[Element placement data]
--
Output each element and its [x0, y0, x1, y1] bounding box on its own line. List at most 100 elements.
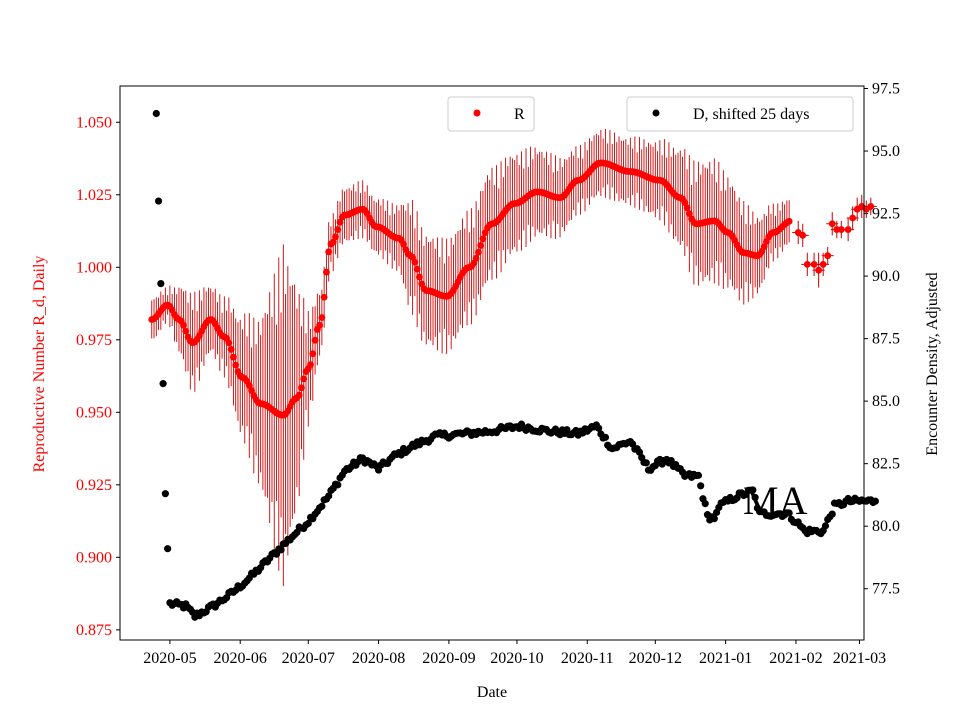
right-y-tick-label: 77.5	[872, 581, 900, 598]
r-point	[819, 260, 827, 268]
r-point	[298, 384, 305, 392]
r-series-points	[148, 159, 793, 419]
d-point	[697, 482, 705, 490]
r-point	[477, 242, 485, 249]
r-point	[329, 238, 337, 246]
r-point	[323, 268, 330, 276]
r-point	[336, 218, 344, 226]
left-y-axis-label: Reproductive Number R_d, Daily	[31, 256, 48, 473]
r-point	[683, 204, 691, 212]
d-point	[293, 528, 301, 537]
d-point	[635, 448, 644, 456]
d-point	[595, 424, 603, 432]
r-point	[295, 391, 303, 399]
r-point	[232, 361, 240, 369]
r-point	[225, 339, 233, 347]
right-y-tick-label: 92.5	[872, 206, 900, 223]
d-point	[154, 197, 163, 205]
r-point	[803, 260, 811, 268]
d-point	[325, 492, 333, 500]
r-point	[307, 361, 314, 369]
r-point	[416, 273, 423, 281]
legend-d-label: D, shifted 25 days	[693, 106, 809, 123]
r-point	[332, 233, 339, 241]
left-y-tick-label: 0.925	[76, 477, 112, 494]
d-point	[701, 500, 709, 508]
d-point	[334, 481, 342, 489]
d-point	[164, 545, 172, 553]
r-point	[472, 254, 480, 262]
left-y-tick-label: 1.000	[76, 259, 112, 276]
r-point	[400, 240, 407, 248]
r-point	[318, 314, 326, 321]
d-point	[601, 433, 610, 441]
r-point	[849, 214, 857, 222]
right-y-tick-label: 85.0	[872, 393, 900, 410]
left-y-tick-label: 0.900	[76, 549, 112, 566]
legend-r-box	[447, 96, 535, 132]
d-point	[159, 380, 167, 388]
r-point	[309, 350, 317, 358]
d-point	[318, 502, 326, 510]
d-point	[157, 279, 165, 288]
r-point	[300, 375, 308, 383]
r-point	[227, 346, 235, 353]
r-point	[681, 199, 689, 206]
legend-d-box	[626, 96, 854, 132]
r-point	[837, 226, 845, 233]
left-y-axis-ticks: 0.875 0.900 0.925 0.950 0.975 1.000 1.025 1.050	[76, 114, 120, 639]
legend-d: D, shifted 25 days	[626, 96, 854, 132]
x-tick-label: 2020-09	[422, 650, 475, 667]
r-point	[785, 217, 793, 225]
legend-d-marker	[652, 109, 660, 117]
r-point	[182, 327, 190, 335]
d-series-points	[152, 109, 879, 621]
x-tick-label: 2021-02	[769, 650, 822, 667]
r-point	[411, 258, 419, 266]
r-point	[799, 231, 807, 239]
r-point	[828, 220, 836, 228]
r-point	[844, 226, 852, 233]
x-axis-ticks: 2020-05 2020-06 2020-07 2020-08 2020-09 2020-…	[143, 640, 886, 667]
r-point	[320, 293, 328, 301]
r-point	[760, 243, 768, 251]
axes-frame	[119, 85, 865, 641]
r-point	[230, 353, 237, 361]
right-y-axis-ticks: 77.5 80.0 82.5 85.0 87.5 90.0 92.5 95.0 97.5	[864, 81, 900, 598]
r-series-errorbars	[151, 128, 790, 587]
right-y-tick-label: 82.5	[872, 456, 900, 473]
legend-r-marker	[473, 109, 481, 117]
r-point	[824, 252, 832, 260]
plot-area	[148, 109, 879, 621]
right-y-tick-label: 95.0	[872, 143, 900, 160]
x-axis-group: 2020-05 2020-06 2020-07 2020-08 2020-09 2020-…	[143, 640, 886, 701]
d-point	[642, 459, 650, 467]
left-y-tick-label: 0.875	[76, 622, 112, 639]
r-series-sparse-points	[792, 194, 877, 288]
r-point	[479, 235, 487, 243]
right-y-tick-label: 97.5	[872, 81, 900, 98]
d-point	[710, 515, 718, 523]
x-tick-label: 2020-06	[214, 650, 267, 667]
x-tick-label: 2020-11	[561, 650, 614, 667]
r-point	[325, 248, 333, 256]
r-point	[311, 336, 319, 344]
d-point	[828, 510, 836, 518]
left-y-axis-group: 0.875 0.900 0.925 0.950 0.975 1.000 1.025 1.050…	[31, 114, 120, 639]
x-tick-label: 2020-07	[282, 650, 335, 667]
x-axis-label: Date	[477, 684, 507, 701]
d-point	[751, 493, 759, 502]
d-point	[821, 522, 830, 530]
d-point	[785, 509, 793, 517]
d-point	[749, 486, 757, 494]
legend-r: R	[447, 96, 535, 132]
r-point	[685, 210, 693, 218]
r-point	[413, 265, 421, 273]
x-tick-label: 2020-10	[490, 650, 543, 667]
right-y-tick-label: 87.5	[872, 331, 900, 348]
right-y-axis-group: 77.5 80.0 82.5 85.0 87.5 90.0 92.5 95.0 97.5 Enc…	[864, 81, 941, 598]
r-point	[316, 321, 324, 329]
x-tick-label: 2020-12	[629, 650, 682, 667]
x-tick-label: 2020-05	[143, 650, 196, 667]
--
EXERCISE BRIEF:
Copy out the material unchanged, from the line that contains "581, 900, 598]" down through the line that contains "528, 301, 537]", with both of those lines included.

REPLY TO THE TASK:
right-y-tick-label: 77.5	[872, 581, 900, 598]
r-point	[819, 260, 827, 268]
r-point	[298, 384, 305, 392]
r-series-points	[148, 159, 793, 419]
d-point	[697, 482, 705, 490]
r-point	[477, 242, 485, 249]
r-point	[329, 238, 337, 246]
r-point	[323, 268, 330, 276]
r-point	[336, 218, 344, 226]
left-y-axis-label: Reproductive Number R_d, Daily	[31, 256, 48, 473]
r-point	[683, 204, 691, 212]
d-point	[293, 528, 301, 537]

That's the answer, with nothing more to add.